Dataset excerpt:
========================================================================
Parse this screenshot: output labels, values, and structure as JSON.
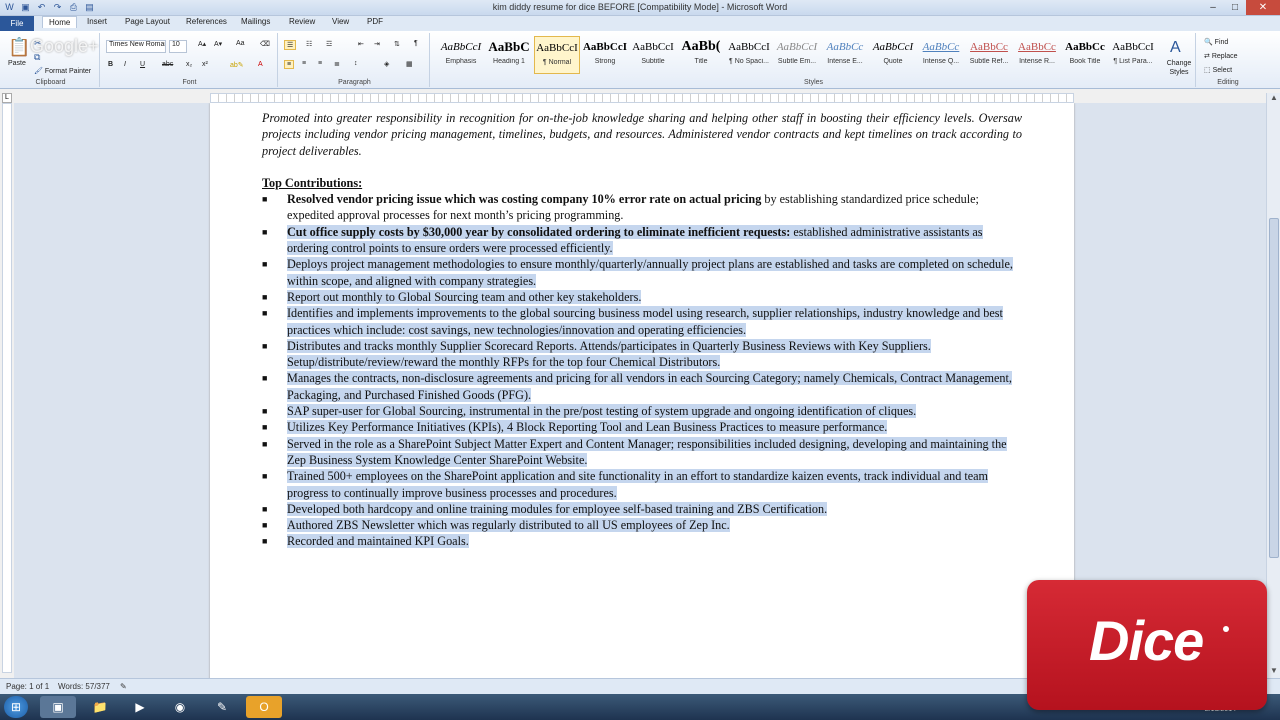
{
  "window": {
    "title": "kim diddy resume for dice  BEFORE [Compatibility Mode] - Microsoft Word"
  },
  "tabs": [
    "File",
    "Home",
    "Insert",
    "Page Layout",
    "References",
    "Mailings",
    "Review",
    "View",
    "PDF"
  ],
  "ribbon": {
    "clipboard": {
      "paste": "Paste",
      "format_painter": "Format Painter",
      "label": "Clipboard"
    },
    "font": {
      "name": "Times New Roman",
      "size": "10",
      "label": "Font"
    },
    "paragraph": {
      "label": "Paragraph"
    },
    "styles": {
      "label": "Styles",
      "change_styles": "Change Styles",
      "items": [
        {
          "sample": "AaBbCcI",
          "name": "Emphasis"
        },
        {
          "sample": "AaBbC",
          "name": "Heading 1"
        },
        {
          "sample": "AaBbCcI",
          "name": "¶ Normal"
        },
        {
          "sample": "AaBbCcI",
          "name": "Strong"
        },
        {
          "sample": "AaBbCcI",
          "name": "Subtitle"
        },
        {
          "sample": "AaBb(",
          "name": "Title"
        },
        {
          "sample": "AaBbCcI",
          "name": "¶ No Spaci..."
        },
        {
          "sample": "AaBbCcI",
          "name": "Subtle Em..."
        },
        {
          "sample": "AaBbCc",
          "name": "Intense E..."
        },
        {
          "sample": "AaBbCcI",
          "name": "Quote"
        },
        {
          "sample": "AaBbCc",
          "name": "Intense Q..."
        },
        {
          "sample": "AaBbCc",
          "name": "Subtle Ref..."
        },
        {
          "sample": "AaBbCc",
          "name": "Intense R..."
        },
        {
          "sample": "AaBbCc",
          "name": "Book Title"
        },
        {
          "sample": "AaBbCcI",
          "name": "¶ List Para..."
        }
      ]
    },
    "editing": {
      "find": "Find",
      "replace": "Replace",
      "select": "Select",
      "label": "Editing"
    }
  },
  "watermark": "Google+",
  "document": {
    "intro": "Promoted into greater responsibility in recognition for on-the-job knowledge sharing and helping other staff in boosting their efficiency levels. Oversaw projects including vendor pricing management, timelines, budgets, and resources. Administered vendor contracts and kept timelines on track according to project deliverables.",
    "heading": "Top Contributions:",
    "bullets": [
      {
        "bold": "Resolved vendor pricing issue which was costing company 10% error rate on actual pricing",
        "text": " by establishing standardized price schedule; expedited approval processes for next month’s pricing programming.",
        "selected": false
      },
      {
        "bold": "Cut office supply costs by $30,000 year by consolidated ordering to eliminate inefficient requests:",
        "text": " established administrative assistants as ordering control points to ensure orders were processed efficiently.",
        "selected": true
      },
      {
        "bold": "",
        "text": "Deploys project management methodologies to ensure monthly/quarterly/annually project plans are established and tasks are completed on schedule, within scope, and aligned with company strategies.",
        "selected": true
      },
      {
        "bold": "",
        "text": "Report out monthly to Global Sourcing team and other key stakeholders.",
        "selected": true
      },
      {
        "bold": "",
        "text": "Identifies and implements improvements to the global sourcing business model using research, supplier relationships, industry knowledge and best practices which include:  cost savings, new technologies/innovation and operating efficiencies.",
        "selected": true
      },
      {
        "bold": "",
        "text": "Distributes and tracks monthly Supplier Scorecard Reports.  Attends/participates in Quarterly Business Reviews with Key Suppliers.  Setup/distribute/review/reward the monthly RFPs for the top four Chemical Distributors.",
        "selected": true
      },
      {
        "bold": "",
        "text": "Manages the contracts, non-disclosure agreements and pricing for all vendors in each Sourcing Category; namely Chemicals, Contract Management, Packaging, and Purchased Finished Goods (PFG).",
        "selected": true
      },
      {
        "bold": "",
        "text": "SAP super-user for Global Sourcing, instrumental in the pre/post testing of system upgrade and ongoing identification of cliques.",
        "selected": true
      },
      {
        "bold": "",
        "text": "Utilizes Key Performance Initiatives (KPIs), 4 Block Reporting Tool and Lean Business Practices to measure performance.",
        "selected": true
      },
      {
        "bold": "",
        "text": "Served in the role as a SharePoint Subject Matter Expert and Content Manager; responsibilities included designing, developing and maintaining the Zep Business System Knowledge Center SharePoint Website.",
        "selected": true
      },
      {
        "bold": "",
        "text": "Trained 500+ employees on the SharePoint application and site functionality in an effort to standardize kaizen events, track individual and team progress to continually improve business processes and procedures.",
        "selected": true
      },
      {
        "bold": "",
        "text": "Developed both hardcopy and online training modules for employee self-based training and ZBS Certification.",
        "selected": true
      },
      {
        "bold": "",
        "text": "Authored ZBS Newsletter which was regularly distributed to all US employees of Zep Inc.",
        "selected": true
      },
      {
        "bold": "",
        "text": "Recorded and maintained KPI Goals.",
        "selected": true
      }
    ]
  },
  "status": {
    "page": "Page: 1 of 1",
    "words": "Words: 57/377"
  },
  "taskbar": {
    "date": "2/13/2014"
  },
  "overlay": {
    "logo": "Dice"
  },
  "colors": {
    "selection": "#c5d6ee",
    "dice_red": "#c8202c",
    "file_tab": "#2b579a"
  }
}
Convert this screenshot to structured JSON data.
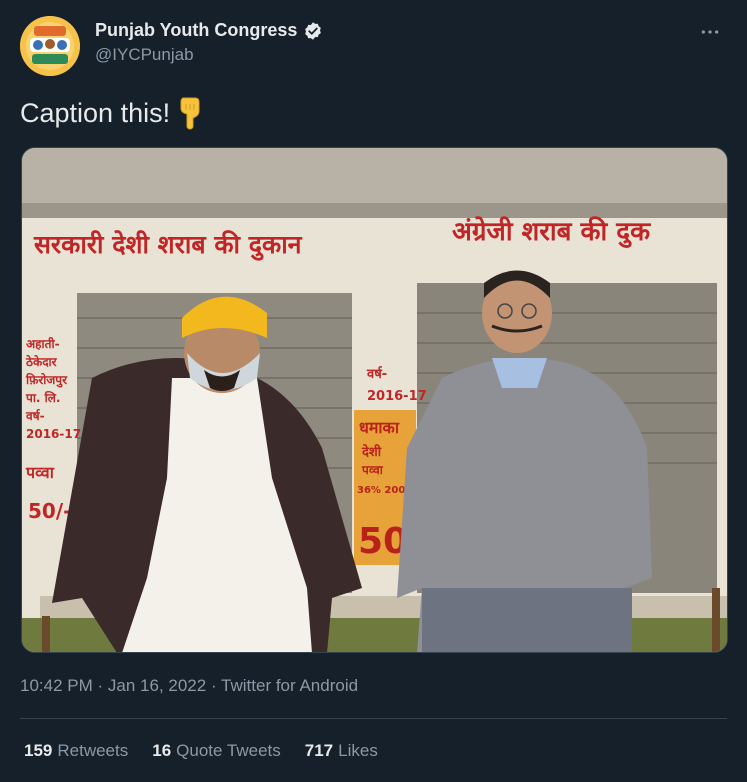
{
  "author": {
    "display_name": "Punjab Youth Congress",
    "handle": "@IYCPunjab",
    "verified": true,
    "avatar_icon": "party-logo-avatar"
  },
  "more_icon": "more-options-icon",
  "tweet": {
    "text": "Caption this!",
    "emoji": "backhand-index-pointing-down"
  },
  "media": {
    "sign_left": "सरकारी देशी शराब की दुकान",
    "sign_right": "अंग्रेजी शराब की दुक",
    "wall_left_note": [
      "अहाती-",
      "ठेकेदार",
      "फ़िरोजपुर",
      "पा. लि.",
      "वर्ष-",
      "2016-17",
      "पव्वा",
      "50/-"
    ],
    "wall_mid_year": [
      "वर्ष-",
      "2016-17"
    ],
    "poster": [
      "धमाका",
      "देशी",
      "पव्वा",
      "36% 200",
      "50"
    ]
  },
  "meta": {
    "time": "10:42 PM",
    "separator": "·",
    "date": "Jan 16, 2022",
    "source": "Twitter for Android"
  },
  "stats": [
    {
      "count": "159",
      "label": "Retweets"
    },
    {
      "count": "16",
      "label": "Quote Tweets"
    },
    {
      "count": "717",
      "label": "Likes"
    }
  ],
  "colors": {
    "background": "#15202b",
    "primary_text": "#e7e9ea",
    "secondary_text": "#8b98a5",
    "verified_badge": "#e7e9ea",
    "divider": "#38444d"
  }
}
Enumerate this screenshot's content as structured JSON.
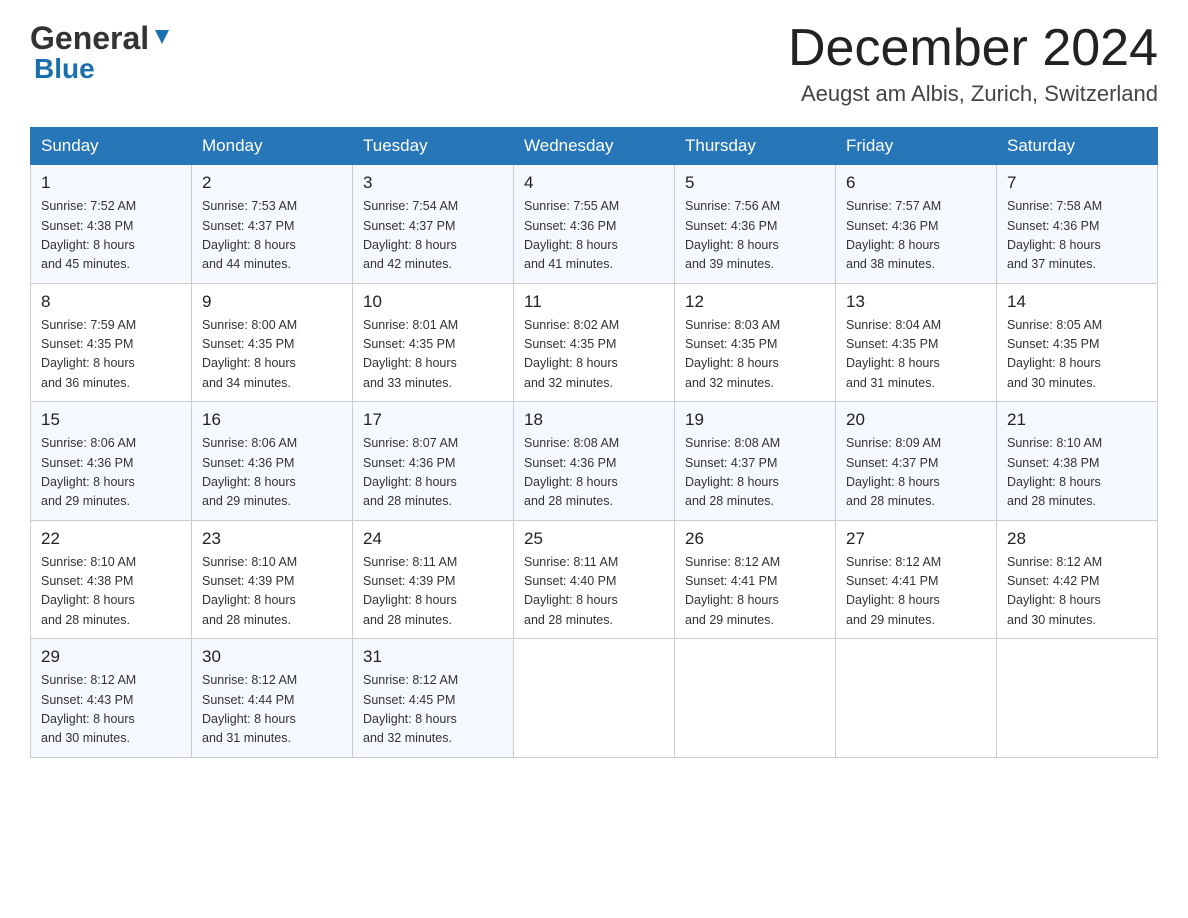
========================================================================
Can you restate all the records above word for word while dropping the pictures?

Parse this screenshot: output labels, values, and structure as JSON.
{
  "window": {
    "title": "kim diddy resume for dice  BEFORE [Compatibility Mode] - Microsoft Word"
  },
  "tabs": [
    "File",
    "Home",
    "Insert",
    "Page Layout",
    "References",
    "Mailings",
    "Review",
    "View",
    "PDF"
  ],
  "ribbon": {
    "clipboard": {
      "paste": "Paste",
      "format_painter": "Format Painter",
      "label": "Clipboard"
    },
    "font": {
      "name": "Times New Roman",
      "size": "10",
      "label": "Font"
    },
    "paragraph": {
      "label": "Paragraph"
    },
    "styles": {
      "label": "Styles",
      "change_styles": "Change Styles",
      "items": [
        {
          "sample": "AaBbCcI",
          "name": "Emphasis"
        },
        {
          "sample": "AaBbC",
          "name": "Heading 1"
        },
        {
          "sample": "AaBbCcI",
          "name": "¶ Normal"
        },
        {
          "sample": "AaBbCcI",
          "name": "Strong"
        },
        {
          "sample": "AaBbCcI",
          "name": "Subtitle"
        },
        {
          "sample": "AaBb(",
          "name": "Title"
        },
        {
          "sample": "AaBbCcI",
          "name": "¶ No Spaci..."
        },
        {
          "sample": "AaBbCcI",
          "name": "Subtle Em..."
        },
        {
          "sample": "AaBbCc",
          "name": "Intense E..."
        },
        {
          "sample": "AaBbCcI",
          "name": "Quote"
        },
        {
          "sample": "AaBbCc",
          "name": "Intense Q..."
        },
        {
          "sample": "AaBbCc",
          "name": "Subtle Ref..."
        },
        {
          "sample": "AaBbCc",
          "name": "Intense R..."
        },
        {
          "sample": "AaBbCc",
          "name": "Book Title"
        },
        {
          "sample": "AaBbCcI",
          "name": "¶ List Para..."
        }
      ]
    },
    "editing": {
      "find": "Find",
      "replace": "Replace",
      "select": "Select",
      "label": "Editing"
    }
  },
  "watermark": "Google+",
  "document": {
    "intro": "Promoted into greater responsibility in recognition for on-the-job knowledge sharing and helping other staff in boosting their efficiency levels. Oversaw projects including vendor pricing management, timelines, budgets, and resources. Administered vendor contracts and kept timelines on track according to project deliverables.",
    "heading": "Top Contributions:",
    "bullets": [
      {
        "bold": "Resolved vendor pricing issue which was costing company 10% error rate on actual pricing",
        "text": " by establishing standardized price schedule; expedited approval processes for next month’s pricing programming.",
        "selected": false
      },
      {
        "bold": "Cut office supply costs by $30,000 year by consolidated ordering to eliminate inefficient requests:",
        "text": " established administrative assistants as ordering control points to ensure orders were processed efficiently.",
        "selected": true
      },
      {
        "bold": "",
        "text": "Deploys project management methodologies to ensure monthly/quarterly/annually project plans are established and tasks are completed on schedule, within scope, and aligned with company strategies.",
        "selected": true
      },
      {
        "bold": "",
        "text": "Report out monthly to Global Sourcing team and other key stakeholders.",
        "selected": true
      },
      {
        "bold": "",
        "text": "Identifies and implements improvements to the global sourcing business model using research, supplier relationships, industry knowledge and best practices which include:  cost savings, new technologies/innovation and operating efficiencies.",
        "selected": true
      },
      {
        "bold": "",
        "text": "Distributes and tracks monthly Supplier Scorecard Reports.  Attends/participates in Quarterly Business Reviews with Key Suppliers.  Setup/distribute/review/reward the monthly RFPs for the top four Chemical Distributors.",
        "selected": true
      },
      {
        "bold": "",
        "text": "Manages the contracts, non-disclosure agreements and pricing for all vendors in each Sourcing Category; namely Chemicals, Contract Management, Packaging, and Purchased Finished Goods (PFG).",
        "selected": true
      },
      {
        "bold": "",
        "text": "SAP super-user for Global Sourcing, instrumental in the pre/post testing of system upgrade and ongoing identification of cliques.",
        "selected": true
      },
      {
        "bold": "",
        "text": "Utilizes Key Performance Initiatives (KPIs), 4 Block Reporting Tool and Lean Business Practices to measure performance.",
        "selected": true
      },
      {
        "bold": "",
        "text": "Served in the role as a SharePoint Subject Matter Expert and Content Manager; responsibilities included designing, developing and maintaining the Zep Business System Knowledge Center SharePoint Website.",
        "selected": true
      },
      {
        "bold": "",
        "text": "Trained 500+ employees on the SharePoint application and site functionality in an effort to standardize kaizen events, track individual and team progress to continually improve business processes and procedures.",
        "selected": true
      },
      {
        "bold": "",
        "text": "Developed both hardcopy and online training modules for employee self-based training and ZBS Certification.",
        "selected": true
      },
      {
        "bold": "",
        "text": "Authored ZBS Newsletter which was regularly distributed to all US employees of Zep Inc.",
        "selected": true
      },
      {
        "bold": "",
        "text": "Recorded and maintained KPI Goals.",
        "selected": true
      }
    ]
  },
  "status": {
    "page": "Page: 1 of 1",
    "words": "Words: 57/377"
  },
  "taskbar": {
    "date": "2/13/2014"
  },
  "overlay": {
    "logo": "Dice"
  },
  "colors": {
    "selection": "#c5d6ee",
    "dice_red": "#c8202c",
    "file_tab": "#2b579a"
  }
}
Convert this screenshot to structured JSON data.
{
  "author": {
    "display_name": "Punjab Youth Congress",
    "handle": "@IYCPunjab",
    "verified": true,
    "avatar_icon": "party-logo-avatar"
  },
  "more_icon": "more-options-icon",
  "tweet": {
    "text": "Caption this!",
    "emoji": "backhand-index-pointing-down"
  },
  "media": {
    "sign_left": "सरकारी देशी शराब की दुकान",
    "sign_right": "अंग्रेजी शराब की दुक",
    "wall_left_note": [
      "अहाती-",
      "ठेकेदार",
      "फ़िरोजपुर",
      "पा. लि.",
      "वर्ष-",
      "2016-17",
      "पव्वा",
      "50/-"
    ],
    "wall_mid_year": [
      "वर्ष-",
      "2016-17"
    ],
    "poster": [
      "धमाका",
      "देशी",
      "पव्वा",
      "36% 200",
      "50"
    ]
  },
  "meta": {
    "time": "10:42 PM",
    "separator": "·",
    "date": "Jan 16, 2022",
    "source": "Twitter for Android"
  },
  "stats": [
    {
      "count": "159",
      "label": "Retweets"
    },
    {
      "count": "16",
      "label": "Quote Tweets"
    },
    {
      "count": "717",
      "label": "Likes"
    }
  ],
  "colors": {
    "background": "#15202b",
    "primary_text": "#e7e9ea",
    "secondary_text": "#8b98a5",
    "verified_badge": "#e7e9ea",
    "divider": "#38444d"
  }
}
Enumerate this screenshot's content as structured JSON.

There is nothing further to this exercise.